WHAT THE EXERCISE ASKS
All of the entries need to be written out again, exactly as they are.

MATERIAL PROVIDED

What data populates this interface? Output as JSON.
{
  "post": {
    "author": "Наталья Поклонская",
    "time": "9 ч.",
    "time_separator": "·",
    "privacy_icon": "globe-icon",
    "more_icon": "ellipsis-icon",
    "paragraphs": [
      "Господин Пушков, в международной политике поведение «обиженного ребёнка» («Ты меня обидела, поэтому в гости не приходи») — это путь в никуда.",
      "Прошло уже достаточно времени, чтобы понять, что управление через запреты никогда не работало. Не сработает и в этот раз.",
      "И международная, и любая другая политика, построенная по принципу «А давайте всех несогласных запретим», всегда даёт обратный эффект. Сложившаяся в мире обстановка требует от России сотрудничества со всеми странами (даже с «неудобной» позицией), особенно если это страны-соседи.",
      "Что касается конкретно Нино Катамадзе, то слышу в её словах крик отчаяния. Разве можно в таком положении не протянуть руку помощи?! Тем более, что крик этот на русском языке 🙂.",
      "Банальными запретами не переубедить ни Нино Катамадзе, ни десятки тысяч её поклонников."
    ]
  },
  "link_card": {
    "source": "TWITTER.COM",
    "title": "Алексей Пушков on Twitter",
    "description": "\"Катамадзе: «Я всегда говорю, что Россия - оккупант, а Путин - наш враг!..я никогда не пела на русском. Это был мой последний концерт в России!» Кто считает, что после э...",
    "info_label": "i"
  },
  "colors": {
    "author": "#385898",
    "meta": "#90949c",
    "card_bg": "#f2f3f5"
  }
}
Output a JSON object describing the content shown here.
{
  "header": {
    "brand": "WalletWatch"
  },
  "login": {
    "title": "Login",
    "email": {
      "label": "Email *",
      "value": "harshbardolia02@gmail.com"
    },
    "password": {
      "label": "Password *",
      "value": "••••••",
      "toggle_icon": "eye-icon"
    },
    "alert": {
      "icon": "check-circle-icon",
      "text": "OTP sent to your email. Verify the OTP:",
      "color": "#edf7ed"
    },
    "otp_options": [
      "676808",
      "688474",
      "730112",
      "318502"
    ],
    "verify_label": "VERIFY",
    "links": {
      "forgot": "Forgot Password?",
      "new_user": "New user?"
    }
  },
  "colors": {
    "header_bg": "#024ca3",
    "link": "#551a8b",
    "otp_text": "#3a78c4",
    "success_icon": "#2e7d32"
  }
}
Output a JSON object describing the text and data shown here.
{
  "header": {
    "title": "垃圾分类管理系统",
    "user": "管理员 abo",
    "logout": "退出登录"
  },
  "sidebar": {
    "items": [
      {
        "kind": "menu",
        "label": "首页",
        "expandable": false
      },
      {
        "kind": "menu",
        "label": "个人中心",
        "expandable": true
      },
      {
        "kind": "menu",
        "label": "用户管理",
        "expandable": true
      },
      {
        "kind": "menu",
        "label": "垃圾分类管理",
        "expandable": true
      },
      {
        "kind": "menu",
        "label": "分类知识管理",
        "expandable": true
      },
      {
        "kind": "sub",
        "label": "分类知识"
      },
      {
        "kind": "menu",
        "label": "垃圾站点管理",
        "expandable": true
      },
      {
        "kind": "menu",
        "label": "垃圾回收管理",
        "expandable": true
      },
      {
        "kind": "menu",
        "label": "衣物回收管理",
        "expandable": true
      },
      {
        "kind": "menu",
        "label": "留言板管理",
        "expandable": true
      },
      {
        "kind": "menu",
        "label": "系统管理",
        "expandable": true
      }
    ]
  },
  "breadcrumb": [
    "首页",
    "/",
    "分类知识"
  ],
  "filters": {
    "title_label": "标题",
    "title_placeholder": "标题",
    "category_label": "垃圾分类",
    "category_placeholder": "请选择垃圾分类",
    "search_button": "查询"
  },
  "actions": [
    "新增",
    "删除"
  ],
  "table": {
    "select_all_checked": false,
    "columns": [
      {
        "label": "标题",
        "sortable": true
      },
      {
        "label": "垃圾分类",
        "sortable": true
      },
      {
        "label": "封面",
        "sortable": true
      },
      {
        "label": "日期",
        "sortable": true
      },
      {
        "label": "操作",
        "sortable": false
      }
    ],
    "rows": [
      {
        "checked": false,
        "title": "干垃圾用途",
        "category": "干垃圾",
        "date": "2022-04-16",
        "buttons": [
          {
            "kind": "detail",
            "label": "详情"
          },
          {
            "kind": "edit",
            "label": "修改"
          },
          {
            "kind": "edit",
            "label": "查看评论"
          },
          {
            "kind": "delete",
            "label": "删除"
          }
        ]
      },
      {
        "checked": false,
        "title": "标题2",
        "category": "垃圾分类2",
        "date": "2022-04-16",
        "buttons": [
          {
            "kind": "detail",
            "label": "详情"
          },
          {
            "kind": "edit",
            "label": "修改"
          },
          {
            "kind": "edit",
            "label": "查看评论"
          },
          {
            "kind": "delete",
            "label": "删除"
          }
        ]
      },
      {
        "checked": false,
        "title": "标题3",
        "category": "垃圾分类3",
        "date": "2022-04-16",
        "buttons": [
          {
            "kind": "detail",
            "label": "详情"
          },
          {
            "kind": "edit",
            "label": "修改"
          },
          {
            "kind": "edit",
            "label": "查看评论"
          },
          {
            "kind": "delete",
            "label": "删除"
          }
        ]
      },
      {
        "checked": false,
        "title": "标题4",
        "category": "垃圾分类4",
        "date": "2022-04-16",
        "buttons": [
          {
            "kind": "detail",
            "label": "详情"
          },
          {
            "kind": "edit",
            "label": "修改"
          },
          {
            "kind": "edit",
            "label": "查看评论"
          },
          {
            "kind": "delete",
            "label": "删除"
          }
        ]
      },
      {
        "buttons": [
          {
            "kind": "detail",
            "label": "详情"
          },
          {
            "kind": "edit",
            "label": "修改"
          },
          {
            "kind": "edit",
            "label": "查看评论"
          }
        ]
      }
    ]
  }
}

RESPONSE
What data populates this interface? Output as JSON.
{
  "post": {
    "author": "Наталья Поклонская",
    "time": "9 ч.",
    "time_separator": "·",
    "privacy_icon": "globe-icon",
    "more_icon": "ellipsis-icon",
    "paragraphs": [
      "Господин Пушков, в международной политике поведение «обиженного ребёнка» («Ты меня обидела, поэтому в гости не приходи») — это путь в никуда.",
      "Прошло уже достаточно времени, чтобы понять, что управление через запреты никогда не работало. Не сработает и в этот раз.",
      "И международная, и любая другая политика, построенная по принципу «А давайте всех несогласных запретим», всегда даёт обратный эффект. Сложившаяся в мире обстановка требует от России сотрудничества со всеми странами (даже с «неудобной» позицией), особенно если это страны-соседи.",
      "Что касается конкретно Нино Катамадзе, то слышу в её словах крик отчаяния. Разве можно в таком положении не протянуть руку помощи?! Тем более, что крик этот на русском языке 🙂.",
      "Банальными запретами не переубедить ни Нино Катамадзе, ни десятки тысяч её поклонников."
    ]
  },
  "link_card": {
    "source": "TWITTER.COM",
    "title": "Алексей Пушков on Twitter",
    "description": "\"Катамадзе: «Я всегда говорю, что Россия - оккупант, а Путин - наш враг!..я никогда не пела на русском. Это был мой последний концерт в России!» Кто считает, что после э...",
    "info_label": "i"
  },
  "colors": {
    "author": "#385898",
    "meta": "#90949c",
    "card_bg": "#f2f3f5"
  }
}
Output a JSON object describing the content shown here.
{
  "header": {
    "brand": "WalletWatch"
  },
  "login": {
    "title": "Login",
    "email": {
      "label": "Email *",
      "value": "harshbardolia02@gmail.com"
    },
    "password": {
      "label": "Password *",
      "value": "••••••",
      "toggle_icon": "eye-icon"
    },
    "alert": {
      "icon": "check-circle-icon",
      "text": "OTP sent to your email. Verify the OTP:",
      "color": "#edf7ed"
    },
    "otp_options": [
      "676808",
      "688474",
      "730112",
      "318502"
    ],
    "verify_label": "VERIFY",
    "links": {
      "forgot": "Forgot Password?",
      "new_user": "New user?"
    }
  },
  "colors": {
    "header_bg": "#024ca3",
    "link": "#551a8b",
    "otp_text": "#3a78c4",
    "success_icon": "#2e7d32"
  }
}
Output a JSON object describing the text and data shown here.
{
  "header": {
    "title": "垃圾分类管理系统",
    "user": "管理员 abo",
    "logout": "退出登录"
  },
  "sidebar": {
    "items": [
      {
        "kind": "menu",
        "label": "首页",
        "expandable": false
      },
      {
        "kind": "menu",
        "label": "个人中心",
        "expandable": true
      },
      {
        "kind": "menu",
        "label": "用户管理",
        "expandable": true
      },
      {
        "kind": "menu",
        "label": "垃圾分类管理",
        "expandable": true
      },
      {
        "kind": "menu",
        "label": "分类知识管理",
        "expandable": true
      },
      {
        "kind": "sub",
        "label": "分类知识"
      },
      {
        "kind": "menu",
        "label": "垃圾站点管理",
        "expandable": true
      },
      {
        "kind": "menu",
        "label": "垃圾回收管理",
        "expandable": true
      },
      {
        "kind": "menu",
        "label": "衣物回收管理",
        "expandable": true
      },
      {
        "kind": "menu",
        "label": "留言板管理",
        "expandable": true
      },
      {
        "kind": "menu",
        "label": "系统管理",
        "expandable": true
      }
    ]
  },
  "breadcrumb": [
    "首页",
    "/",
    "分类知识"
  ],
  "filters": {
    "title_label": "标题",
    "title_placeholder": "标题",
    "category_label": "垃圾分类",
    "category_placeholder": "请选择垃圾分类",
    "search_button": "查询"
  },
  "actions": [
    "新增",
    "删除"
  ],
  "table": {
    "select_all_checked": false,
    "columns": [
      {
        "label": "标题",
        "sortable": true
      },
      {
        "label": "垃圾分类",
        "sortable": true
      },
      {
        "label": "封面",
        "sortable": true
      },
      {
        "label": "日期",
        "sortable": true
      },
      {
        "label": "操作",
        "sortable": false
      }
    ],
    "rows": [
      {
        "checked": false,
        "title": "干垃圾用途",
        "category": "干垃圾",
        "date": "2022-04-16",
        "buttons": [
          {
            "kind": "detail",
            "label": "详情"
          },
          {
            "kind": "edit",
            "label": "修改"
          },
          {
            "kind": "edit",
            "label": "查看评论"
          },
          {
            "kind": "delete",
            "label": "删除"
          }
        ]
      },
      {
        "checked": false,
        "title": "标题2",
        "category": "垃圾分类2",
        "date": "2022-04-16",
        "buttons": [
          {
            "kind": "detail",
            "label": "详情"
          },
          {
            "kind": "edit",
            "label": "修改"
          },
          {
            "kind": "edit",
            "label": "查看评论"
          },
          {
            "kind": "delete",
            "label": "删除"
          }
        ]
      },
      {
        "checked": false,
        "title": "标题3",
        "category": "垃圾分类3",
        "date": "2022-04-16",
        "buttons": [
          {
            "kind": "detail",
            "label": "详情"
          },
          {
            "kind": "edit",
            "label": "修改"
          },
          {
            "kind": "edit",
            "label": "查看评论"
          },
          {
            "kind": "delete",
            "label": "删除"
          }
        ]
      },
      {
        "checked": false,
        "title": "标题4",
        "category": "垃圾分类4",
        "date": "2022-04-16",
        "buttons": [
          {
            "kind": "detail",
            "label": "详情"
          },
          {
            "kind": "edit",
            "label": "修改"
          },
          {
            "kind": "edit",
            "label": "查看评论"
          },
          {
            "kind": "delete",
            "label": "删除"
          }
        ]
      },
      {
        "buttons": [
          {
            "kind": "detail",
            "label": "详情"
          },
          {
            "kind": "edit",
            "label": "修改"
          },
          {
            "kind": "edit",
            "label": "查看评论"
          }
        ]
      }
    ]
  }
}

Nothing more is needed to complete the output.